START EXCERPTED TEXT

Among economic policies implemented during the pandemic, there is some evidence on the positive contribution of fiscal spending and liquidity support to income growth in the recovery period. However, the results are not robust across all specifications. Particularly, BMA appears to be more conservative in selection of the relevant regressors, which could be in part due to the multicollinearity issue within and between the groups of explanatory variables. In the following sections, we adopt BMA as a preferred method, given its properties discussed above and the ease of interpretation.

Among pre-pandemic fundamentals, results on the role of pre-pandemic indebtedness are mixed, only with WALS consistently pointing to the negative impact of the public debt burden on per-capita income growth. Among openness proxies, international fight arrivals per million people appear to be a non-trivial determinant of income growth, according to all alternative specifications. Namely, more open countries experienced a particularly detrimental contraction in per-capita incomes. Higher growth in international fight arrivals during the pandemic, which may be indicative of more lax travel restrictions, have a negative impact on medium-term growth (last two columns of Table 1). However, this result is not robust across all specifications. Service exports in percent of GDP, as a proxy for tourism receipts, appear to be a strong predictor of the pace of recovery especially in the medium term. Associated coefficients suggest that economies oriented towards service exports, including tourism, face a more positive growth outlook in the recovery period. This result could signal a period of growth catch-up for tourism-oriented economies, given that these countries were disproportionately affected by the COVID-19 containment measures. In the next section, we take a closer look at tourism-dependent countries to understand the channels driving these results. Overall, the results are consistent with the patterns of divergence documented in Section 3. The coefficients on pre-pandemic per-capita income growth suggest that faster growing countries fall behind during the recovery period, resulting in cross-country income divergence.

END EXCERPTED TEXT
START GIVEN RECORDS

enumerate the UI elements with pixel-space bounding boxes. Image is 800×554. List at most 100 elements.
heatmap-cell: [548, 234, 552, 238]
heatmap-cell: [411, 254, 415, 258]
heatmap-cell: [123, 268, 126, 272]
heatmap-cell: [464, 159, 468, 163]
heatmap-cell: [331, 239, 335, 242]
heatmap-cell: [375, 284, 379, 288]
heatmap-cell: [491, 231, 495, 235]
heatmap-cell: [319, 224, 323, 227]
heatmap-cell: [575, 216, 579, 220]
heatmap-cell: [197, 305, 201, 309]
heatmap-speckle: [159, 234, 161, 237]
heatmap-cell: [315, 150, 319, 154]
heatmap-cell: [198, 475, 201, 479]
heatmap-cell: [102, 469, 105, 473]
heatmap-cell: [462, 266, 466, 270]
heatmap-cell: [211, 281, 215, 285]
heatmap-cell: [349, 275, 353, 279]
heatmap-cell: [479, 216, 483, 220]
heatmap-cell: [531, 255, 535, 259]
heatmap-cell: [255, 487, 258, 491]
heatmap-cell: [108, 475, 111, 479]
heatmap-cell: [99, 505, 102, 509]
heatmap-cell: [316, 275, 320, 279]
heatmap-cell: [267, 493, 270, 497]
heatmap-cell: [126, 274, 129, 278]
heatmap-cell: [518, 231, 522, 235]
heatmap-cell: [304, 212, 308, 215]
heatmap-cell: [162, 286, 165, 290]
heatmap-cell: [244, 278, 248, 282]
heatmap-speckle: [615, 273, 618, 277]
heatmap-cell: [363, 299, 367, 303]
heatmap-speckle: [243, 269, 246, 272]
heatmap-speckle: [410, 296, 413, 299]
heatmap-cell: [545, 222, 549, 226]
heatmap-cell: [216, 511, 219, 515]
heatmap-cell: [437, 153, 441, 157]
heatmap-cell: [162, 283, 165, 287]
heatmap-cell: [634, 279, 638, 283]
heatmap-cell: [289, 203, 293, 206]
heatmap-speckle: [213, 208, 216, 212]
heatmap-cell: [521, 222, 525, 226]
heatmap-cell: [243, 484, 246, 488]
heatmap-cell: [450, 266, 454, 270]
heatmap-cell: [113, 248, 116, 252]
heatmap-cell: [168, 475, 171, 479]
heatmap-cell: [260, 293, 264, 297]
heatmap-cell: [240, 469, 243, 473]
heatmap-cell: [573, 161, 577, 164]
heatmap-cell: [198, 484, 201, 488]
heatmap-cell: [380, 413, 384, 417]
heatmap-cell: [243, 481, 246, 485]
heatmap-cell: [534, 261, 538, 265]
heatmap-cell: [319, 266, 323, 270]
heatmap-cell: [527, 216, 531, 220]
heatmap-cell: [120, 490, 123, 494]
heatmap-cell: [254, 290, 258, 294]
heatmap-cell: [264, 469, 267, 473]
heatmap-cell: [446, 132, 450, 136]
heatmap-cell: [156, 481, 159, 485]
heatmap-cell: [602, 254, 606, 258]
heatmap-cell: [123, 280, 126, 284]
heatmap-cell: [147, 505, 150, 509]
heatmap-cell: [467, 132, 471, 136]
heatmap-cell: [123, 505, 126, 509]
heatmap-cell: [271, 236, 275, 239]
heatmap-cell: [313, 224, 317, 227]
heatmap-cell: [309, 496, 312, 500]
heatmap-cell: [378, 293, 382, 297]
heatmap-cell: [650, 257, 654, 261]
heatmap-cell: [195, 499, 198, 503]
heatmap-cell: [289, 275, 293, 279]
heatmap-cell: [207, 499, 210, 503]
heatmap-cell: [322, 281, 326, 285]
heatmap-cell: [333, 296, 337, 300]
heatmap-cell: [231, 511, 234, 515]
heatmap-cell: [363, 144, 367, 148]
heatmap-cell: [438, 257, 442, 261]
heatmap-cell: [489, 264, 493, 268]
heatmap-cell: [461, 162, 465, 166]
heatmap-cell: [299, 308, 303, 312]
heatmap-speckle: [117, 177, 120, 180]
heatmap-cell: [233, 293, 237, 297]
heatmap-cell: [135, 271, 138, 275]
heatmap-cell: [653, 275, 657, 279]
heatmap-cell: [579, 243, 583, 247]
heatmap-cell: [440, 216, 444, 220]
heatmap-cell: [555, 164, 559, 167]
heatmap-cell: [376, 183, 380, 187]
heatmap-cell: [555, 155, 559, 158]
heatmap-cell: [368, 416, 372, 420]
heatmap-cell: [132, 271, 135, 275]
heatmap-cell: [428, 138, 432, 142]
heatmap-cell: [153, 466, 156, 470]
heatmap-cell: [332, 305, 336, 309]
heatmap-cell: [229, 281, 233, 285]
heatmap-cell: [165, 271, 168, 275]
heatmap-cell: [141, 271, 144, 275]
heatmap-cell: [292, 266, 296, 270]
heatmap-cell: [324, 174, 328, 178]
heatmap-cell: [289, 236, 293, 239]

END GIVEN RECORDS

» CHECK YOUR UNDERSTANDING:
[A] For each statement below, state whether it agrees with the pandemic growth excerpt, answering yes or no and quoting the deciding words of that excerpt: (i) BMA is adopted as the preferred method in the following sections; (ii) the results on fiscal spending and liquidity support are robust across all specifications; (iii) more open countries experienced a milder contraction in per-capita incomes.
[B] Reproduce the part of the pandemic growth excerpt that opens with the words containing "Among economic policies" and closes with "ease of interpretation.", substituting "collinearity problem" for "multicollinearity issue".

» RESULTS OF THE EXERCISE:
[A]
(i) Yes: "In the following sections, we adopt BMA as a preferred method, given its properties discussed above and the ease of interpretation."
(ii) No: "However, the results are not robust across all specifications."
(iii) No: "Namely, more open countries experienced a particularly detrimental contraction in per-capita incomes."

[B]
Among economic policies implemented during the pandemic, there is some evidence on the positive contribution of fiscal spending and liquidity support to income growth in the recovery period. However, the results are not robust across all specifications. Particularly, BMA appears to be more conservative in selection of the relevant regressors, which could be in part due to the collinearity problem within and between the groups of explanatory variables. In the following sections, we adopt BMA as a preferred method, given its properties discussed above and the ease of interpretation.